**WHAT THE TASK ASKS**
Collect every line that includes the string "more".
┌─ SUPPLIED DATA
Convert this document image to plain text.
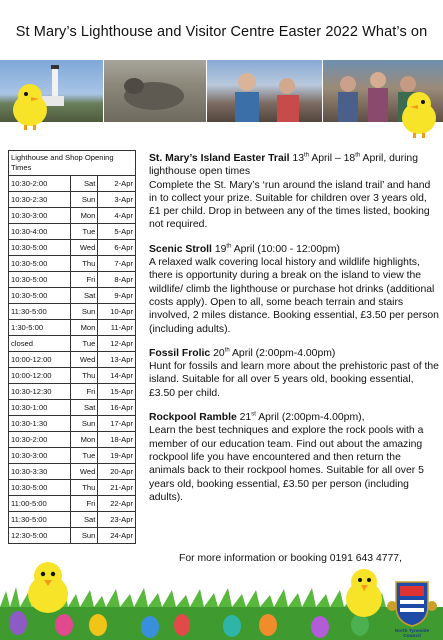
St Mary’s Lighthouse and Visitor Centre Easter 2022 What’s on
Lighthouse and Shop Opening Times
10:30-2:00	Sat	2-Apr
10:30-2:30	Sun	3-Apr
10:30-3:00	Mon	4-Apr
10:30-4:00	Tue	5-Apr
10:30-5:00	Wed	6-Apr
10:30-5:00	Thu	7-Apr
10:30-5:00	Fri	8-Apr
10:30-5:00	Sat	9-Apr
11:30-5:00	Sun	10-Apr
1:30-5:00	Mon	11-Apr
closed	Tue	12-Apr
10:00-12:00	Wed	13-Apr
10:00-12:00	Thu	14-Apr
10:30-12:30	Fri	15-Apr
10:30-1:00	Sat	16-Apr
10:30-1:30	Sun	17-Apr
10:30-2:00	Mon	18-Apr
10:30-3:00	Tue	19-Apr
10:30-3:30	Wed	20-Apr
10:30-5:00	Thu	21-Apr
11:00-5:00	Fri	22-Apr
11:30-5:00	Sat	23-Apr
12:30-5:00	Sun	24-Apr
St. Mary’s Island Easter Trail 13th April – 18th April, during lighthouse open times
Complete the St. Mary’s ‘run around the island trail’ and hand in to collect your prize. Suitable for children over 3 years old, £1 per child. Drop in between any of the times listed, booking not required.
Scenic Stroll 19th April (10:00 - 12:00pm)
A relaxed walk covering local history and wildlife highlights, there is opportunity during a break on the island to view the wildlife/ climb the lighthouse or purchase hot drinks (additional costs apply). Open to all, some beach terrain and stairs involved, 2 miles distance. Booking essential, £3.50 per person (including adults).
Fossil Frolic 20th April (2:00pm-4.00pm)
Hunt for fossils and learn more about the prehistoric past of the island. Suitable for all over 5 years old, booking essential, £3.50 per child.
Rockpool Ramble 21st April (2:00pm-4.00pm),
Learn the best techniques and explore the rock pools with a member of our education team. Find out about the amazing rockpool life you have encountered and then return the animals back to their rockpool homes. Suitable for all over 5 years old, booking essential, £3.50 per person (including adults).
For more information or booking 0191 643 4777,
North Tyneside Council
└─
**FINAL ANSWER**
Hunt for fossils and learn more about the prehistoric past of the island. Suitable for all over 5 years old, booking essential, £3.50 per child.
For more information or booking 0191 643 4777,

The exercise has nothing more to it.